*GIVEN INFORMATION*:
* * * * * * *

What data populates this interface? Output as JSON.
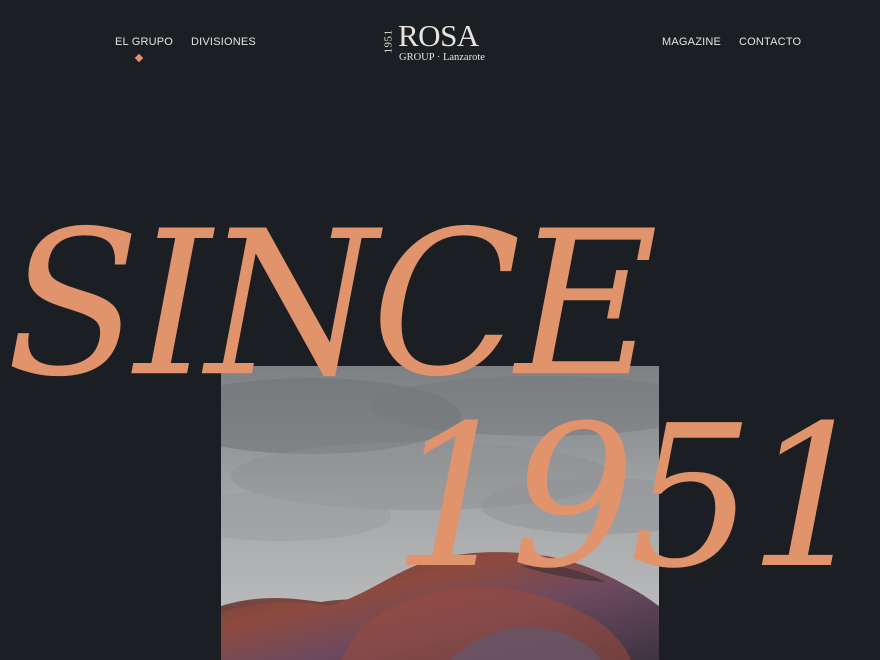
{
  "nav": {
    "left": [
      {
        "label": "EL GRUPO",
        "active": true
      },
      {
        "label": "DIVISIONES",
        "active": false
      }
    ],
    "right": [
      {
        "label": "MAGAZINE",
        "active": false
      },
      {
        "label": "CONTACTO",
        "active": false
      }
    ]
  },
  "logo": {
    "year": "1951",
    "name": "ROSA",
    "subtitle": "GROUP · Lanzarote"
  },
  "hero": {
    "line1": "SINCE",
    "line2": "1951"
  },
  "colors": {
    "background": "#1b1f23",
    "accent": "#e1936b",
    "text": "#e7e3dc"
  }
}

* * * * * * *

Produce an exact copy of each line of data, skipping embedded images.

What data populates this interface? Output as JSON.
{
  "nav": {
    "left": [
      {
        "label": "EL GRUPO",
        "active": true
      },
      {
        "label": "DIVISIONES",
        "active": false
      }
    ],
    "right": [
      {
        "label": "MAGAZINE",
        "active": false
      },
      {
        "label": "CONTACTO",
        "active": false
      }
    ]
  },
  "logo": {
    "year": "1951",
    "name": "ROSA",
    "subtitle": "GROUP · Lanzarote"
  },
  "hero": {
    "line1": "SINCE",
    "line2": "1951"
  },
  "colors": {
    "background": "#1b1f23",
    "accent": "#e1936b",
    "text": "#e7e3dc"
  }
}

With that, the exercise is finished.